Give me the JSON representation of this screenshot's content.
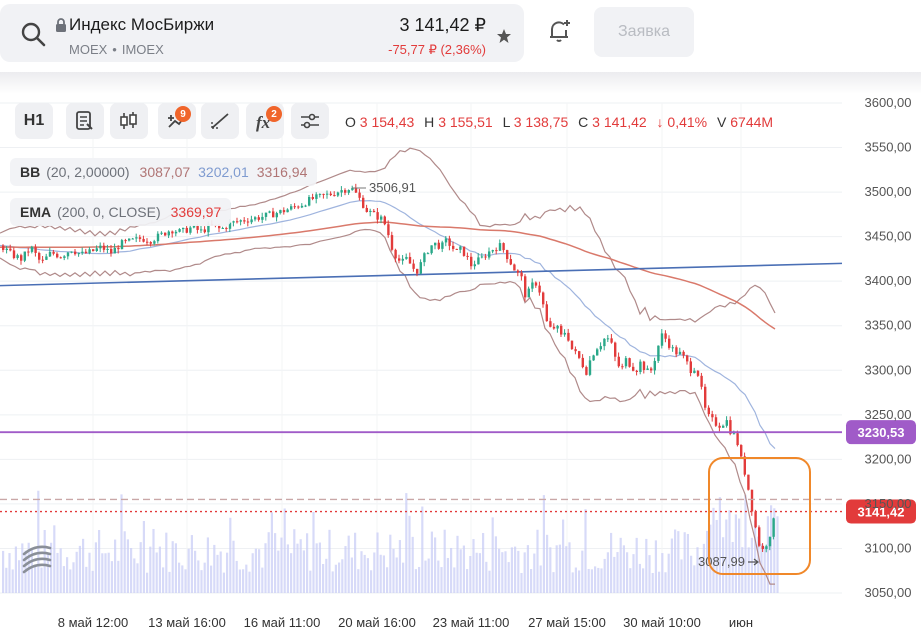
{
  "header": {
    "ticker_name": "Индекс МосБиржи",
    "exchange": "MOEX",
    "symbol": "IMOEX",
    "price": "3 141,42 ₽",
    "change": "-75,77 ₽ (2,36%)",
    "order_button": "Заявка"
  },
  "toolbar": {
    "interval": "H1",
    "indicators_badge": "9",
    "fx_badge": "2"
  },
  "ohlc": {
    "o_label": "O",
    "o": "3 154,43",
    "h_label": "H",
    "h": "3 155,51",
    "l_label": "L",
    "l": "3 138,75",
    "c_label": "C",
    "c": "3 141,42",
    "pct": "↓ 0,41%",
    "v_label": "V",
    "v": "6744M"
  },
  "indicators": {
    "bb": {
      "name": "BB",
      "params": "(20, 2,00000)",
      "lower": "3087,07",
      "mid": "3202,01",
      "upper": "3316,94"
    },
    "ema": {
      "name": "EMA",
      "params": "(200, 0, CLOSE)",
      "value": "3369,97"
    }
  },
  "annotations": {
    "high_marker": "3506,91",
    "low_marker": "3087,99"
  },
  "colors": {
    "up": "#2aa889",
    "down": "#e23b3b",
    "bb_band": "#b08a8a",
    "bb_mid": "#9fb4de",
    "ema": "#d9796b",
    "trend": "#4a6fb5",
    "level": "#a05bc8",
    "highlight": "#f0882a",
    "volume": "#c9cdf5"
  },
  "chart_data": {
    "type": "candlestick",
    "y_ticks": [
      "3600,00",
      "3550,00",
      "3500,00",
      "3450,00",
      "3400,00",
      "3350,00",
      "3300,00",
      "3250,00",
      "3200,00",
      "3150,00",
      "3100,00",
      "3050,00"
    ],
    "x_ticks": [
      "8 май 12:00",
      "13 май 16:00",
      "16 май 11:00",
      "20 май 16:00",
      "23 май 11:00",
      "27 май 15:00",
      "30 май 10:00",
      "июн"
    ],
    "ylim": [
      3050,
      3600
    ],
    "close_path": [
      [
        0,
        3440
      ],
      [
        10,
        3430
      ],
      [
        20,
        3425
      ],
      [
        30,
        3438
      ],
      [
        40,
        3420
      ],
      [
        50,
        3432
      ],
      [
        60,
        3428
      ],
      [
        70,
        3436
      ],
      [
        80,
        3430
      ],
      [
        90,
        3433
      ],
      [
        100,
        3438
      ],
      [
        110,
        3432
      ],
      [
        120,
        3442
      ],
      [
        130,
        3445
      ],
      [
        140,
        3448
      ],
      [
        150,
        3446
      ],
      [
        160,
        3452
      ],
      [
        170,
        3458
      ],
      [
        180,
        3455
      ],
      [
        190,
        3460
      ],
      [
        200,
        3456
      ],
      [
        210,
        3462
      ],
      [
        220,
        3458
      ],
      [
        230,
        3465
      ],
      [
        240,
        3468
      ],
      [
        250,
        3470
      ],
      [
        260,
        3472
      ],
      [
        270,
        3475
      ],
      [
        280,
        3478
      ],
      [
        290,
        3482
      ],
      [
        300,
        3486
      ],
      [
        310,
        3492
      ],
      [
        320,
        3495
      ],
      [
        330,
        3498
      ],
      [
        340,
        3502
      ],
      [
        350,
        3505
      ],
      [
        355,
        3498
      ],
      [
        360,
        3490
      ],
      [
        365,
        3480
      ],
      [
        372,
        3475
      ],
      [
        380,
        3470
      ],
      [
        385,
        3462
      ],
      [
        390,
        3440
      ],
      [
        395,
        3428
      ],
      [
        400,
        3420
      ],
      [
        405,
        3425
      ],
      [
        410,
        3418
      ],
      [
        415,
        3410
      ],
      [
        420,
        3420
      ],
      [
        425,
        3432
      ],
      [
        430,
        3440
      ],
      [
        435,
        3442
      ],
      [
        440,
        3438
      ],
      [
        445,
        3445
      ],
      [
        450,
        3440
      ],
      [
        455,
        3432
      ],
      [
        460,
        3436
      ],
      [
        465,
        3428
      ],
      [
        470,
        3418
      ],
      [
        475,
        3422
      ],
      [
        480,
        3425
      ],
      [
        485,
        3430
      ],
      [
        490,
        3435
      ],
      [
        495,
        3438
      ],
      [
        500,
        3440
      ],
      [
        505,
        3430
      ],
      [
        510,
        3420
      ],
      [
        515,
        3410
      ],
      [
        520,
        3405
      ],
      [
        525,
        3380
      ],
      [
        530,
        3395
      ],
      [
        535,
        3398
      ],
      [
        540,
        3385
      ],
      [
        545,
        3355
      ],
      [
        550,
        3345
      ],
      [
        555,
        3350
      ],
      [
        560,
        3338
      ],
      [
        565,
        3345
      ],
      [
        570,
        3325
      ],
      [
        575,
        3318
      ],
      [
        580,
        3310
      ],
      [
        585,
        3298
      ],
      [
        590,
        3315
      ],
      [
        595,
        3325
      ],
      [
        600,
        3330
      ],
      [
        605,
        3338
      ],
      [
        610,
        3330
      ],
      [
        615,
        3310
      ],
      [
        620,
        3300
      ],
      [
        625,
        3312
      ],
      [
        630,
        3305
      ],
      [
        635,
        3300
      ],
      [
        640,
        3310
      ],
      [
        645,
        3298
      ],
      [
        650,
        3300
      ],
      [
        655,
        3318
      ],
      [
        660,
        3340
      ],
      [
        665,
        3335
      ],
      [
        670,
        3325
      ],
      [
        675,
        3320
      ],
      [
        680,
        3318
      ],
      [
        685,
        3310
      ],
      [
        690,
        3300
      ],
      [
        695,
        3305
      ],
      [
        700,
        3280
      ],
      [
        705,
        3250
      ],
      [
        710,
        3245
      ],
      [
        715,
        3240
      ],
      [
        720,
        3238
      ],
      [
        725,
        3245
      ],
      [
        730,
        3230
      ],
      [
        735,
        3225
      ],
      [
        740,
        3200
      ],
      [
        745,
        3180
      ],
      [
        750,
        3150
      ],
      [
        755,
        3120
      ],
      [
        760,
        3095
      ],
      [
        765,
        3105
      ],
      [
        770,
        3120
      ],
      [
        775,
        3141
      ]
    ],
    "series": [
      {
        "name": "BB",
        "lower": "3087,07",
        "mid": "3202,01",
        "upper": "3316,94"
      },
      {
        "name": "EMA",
        "value": "3369,97"
      }
    ],
    "horizontal_levels": [
      {
        "label": "3230,53",
        "value": 3230.53,
        "style": "solid"
      },
      {
        "label": "3141,42",
        "value": 3141.42,
        "style": "dotted"
      },
      {
        "value": 3155,
        "style": "dashed"
      }
    ],
    "grid": true
  }
}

⁂

Every record above should be transcribed exactly; the pictures stay out of the copy.

Give me the JSON representation of this screenshot's content.
{
  "header": {
    "ticker_name": "Индекс МосБиржи",
    "exchange": "MOEX",
    "symbol": "IMOEX",
    "price": "3 141,42 ₽",
    "change": "-75,77 ₽ (2,36%)",
    "order_button": "Заявка"
  },
  "toolbar": {
    "interval": "H1",
    "indicators_badge": "9",
    "fx_badge": "2"
  },
  "ohlc": {
    "o_label": "O",
    "o": "3 154,43",
    "h_label": "H",
    "h": "3 155,51",
    "l_label": "L",
    "l": "3 138,75",
    "c_label": "C",
    "c": "3 141,42",
    "pct": "↓ 0,41%",
    "v_label": "V",
    "v": "6744M"
  },
  "indicators": {
    "bb": {
      "name": "BB",
      "params": "(20, 2,00000)",
      "lower": "3087,07",
      "mid": "3202,01",
      "upper": "3316,94"
    },
    "ema": {
      "name": "EMA",
      "params": "(200, 0, CLOSE)",
      "value": "3369,97"
    }
  },
  "annotations": {
    "high_marker": "3506,91",
    "low_marker": "3087,99"
  },
  "colors": {
    "up": "#2aa889",
    "down": "#e23b3b",
    "bb_band": "#b08a8a",
    "bb_mid": "#9fb4de",
    "ema": "#d9796b",
    "trend": "#4a6fb5",
    "level": "#a05bc8",
    "highlight": "#f0882a",
    "volume": "#c9cdf5"
  },
  "chart_data": {
    "type": "candlestick",
    "y_ticks": [
      "3600,00",
      "3550,00",
      "3500,00",
      "3450,00",
      "3400,00",
      "3350,00",
      "3300,00",
      "3250,00",
      "3200,00",
      "3150,00",
      "3100,00",
      "3050,00"
    ],
    "x_ticks": [
      "8 май 12:00",
      "13 май 16:00",
      "16 май 11:00",
      "20 май 16:00",
      "23 май 11:00",
      "27 май 15:00",
      "30 май 10:00",
      "июн"
    ],
    "ylim": [
      3050,
      3600
    ],
    "close_path": [
      [
        0,
        3440
      ],
      [
        10,
        3430
      ],
      [
        20,
        3425
      ],
      [
        30,
        3438
      ],
      [
        40,
        3420
      ],
      [
        50,
        3432
      ],
      [
        60,
        3428
      ],
      [
        70,
        3436
      ],
      [
        80,
        3430
      ],
      [
        90,
        3433
      ],
      [
        100,
        3438
      ],
      [
        110,
        3432
      ],
      [
        120,
        3442
      ],
      [
        130,
        3445
      ],
      [
        140,
        3448
      ],
      [
        150,
        3446
      ],
      [
        160,
        3452
      ],
      [
        170,
        3458
      ],
      [
        180,
        3455
      ],
      [
        190,
        3460
      ],
      [
        200,
        3456
      ],
      [
        210,
        3462
      ],
      [
        220,
        3458
      ],
      [
        230,
        3465
      ],
      [
        240,
        3468
      ],
      [
        250,
        3470
      ],
      [
        260,
        3472
      ],
      [
        270,
        3475
      ],
      [
        280,
        3478
      ],
      [
        290,
        3482
      ],
      [
        300,
        3486
      ],
      [
        310,
        3492
      ],
      [
        320,
        3495
      ],
      [
        330,
        3498
      ],
      [
        340,
        3502
      ],
      [
        350,
        3505
      ],
      [
        355,
        3498
      ],
      [
        360,
        3490
      ],
      [
        365,
        3480
      ],
      [
        372,
        3475
      ],
      [
        380,
        3470
      ],
      [
        385,
        3462
      ],
      [
        390,
        3440
      ],
      [
        395,
        3428
      ],
      [
        400,
        3420
      ],
      [
        405,
        3425
      ],
      [
        410,
        3418
      ],
      [
        415,
        3410
      ],
      [
        420,
        3420
      ],
      [
        425,
        3432
      ],
      [
        430,
        3440
      ],
      [
        435,
        3442
      ],
      [
        440,
        3438
      ],
      [
        445,
        3445
      ],
      [
        450,
        3440
      ],
      [
        455,
        3432
      ],
      [
        460,
        3436
      ],
      [
        465,
        3428
      ],
      [
        470,
        3418
      ],
      [
        475,
        3422
      ],
      [
        480,
        3425
      ],
      [
        485,
        3430
      ],
      [
        490,
        3435
      ],
      [
        495,
        3438
      ],
      [
        500,
        3440
      ],
      [
        505,
        3430
      ],
      [
        510,
        3420
      ],
      [
        515,
        3410
      ],
      [
        520,
        3405
      ],
      [
        525,
        3380
      ],
      [
        530,
        3395
      ],
      [
        535,
        3398
      ],
      [
        540,
        3385
      ],
      [
        545,
        3355
      ],
      [
        550,
        3345
      ],
      [
        555,
        3350
      ],
      [
        560,
        3338
      ],
      [
        565,
        3345
      ],
      [
        570,
        3325
      ],
      [
        575,
        3318
      ],
      [
        580,
        3310
      ],
      [
        585,
        3298
      ],
      [
        590,
        3315
      ],
      [
        595,
        3325
      ],
      [
        600,
        3330
      ],
      [
        605,
        3338
      ],
      [
        610,
        3330
      ],
      [
        615,
        3310
      ],
      [
        620,
        3300
      ],
      [
        625,
        3312
      ],
      [
        630,
        3305
      ],
      [
        635,
        3300
      ],
      [
        640,
        3310
      ],
      [
        645,
        3298
      ],
      [
        650,
        3300
      ],
      [
        655,
        3318
      ],
      [
        660,
        3340
      ],
      [
        665,
        3335
      ],
      [
        670,
        3325
      ],
      [
        675,
        3320
      ],
      [
        680,
        3318
      ],
      [
        685,
        3310
      ],
      [
        690,
        3300
      ],
      [
        695,
        3305
      ],
      [
        700,
        3280
      ],
      [
        705,
        3250
      ],
      [
        710,
        3245
      ],
      [
        715,
        3240
      ],
      [
        720,
        3238
      ],
      [
        725,
        3245
      ],
      [
        730,
        3230
      ],
      [
        735,
        3225
      ],
      [
        740,
        3200
      ],
      [
        745,
        3180
      ],
      [
        750,
        3150
      ],
      [
        755,
        3120
      ],
      [
        760,
        3095
      ],
      [
        765,
        3105
      ],
      [
        770,
        3120
      ],
      [
        775,
        3141
      ]
    ],
    "series": [
      {
        "name": "BB",
        "lower": "3087,07",
        "mid": "3202,01",
        "upper": "3316,94"
      },
      {
        "name": "EMA",
        "value": "3369,97"
      }
    ],
    "horizontal_levels": [
      {
        "label": "3230,53",
        "value": 3230.53,
        "style": "solid"
      },
      {
        "label": "3141,42",
        "value": 3141.42,
        "style": "dotted"
      },
      {
        "value": 3155,
        "style": "dashed"
      }
    ],
    "grid": true
  }
}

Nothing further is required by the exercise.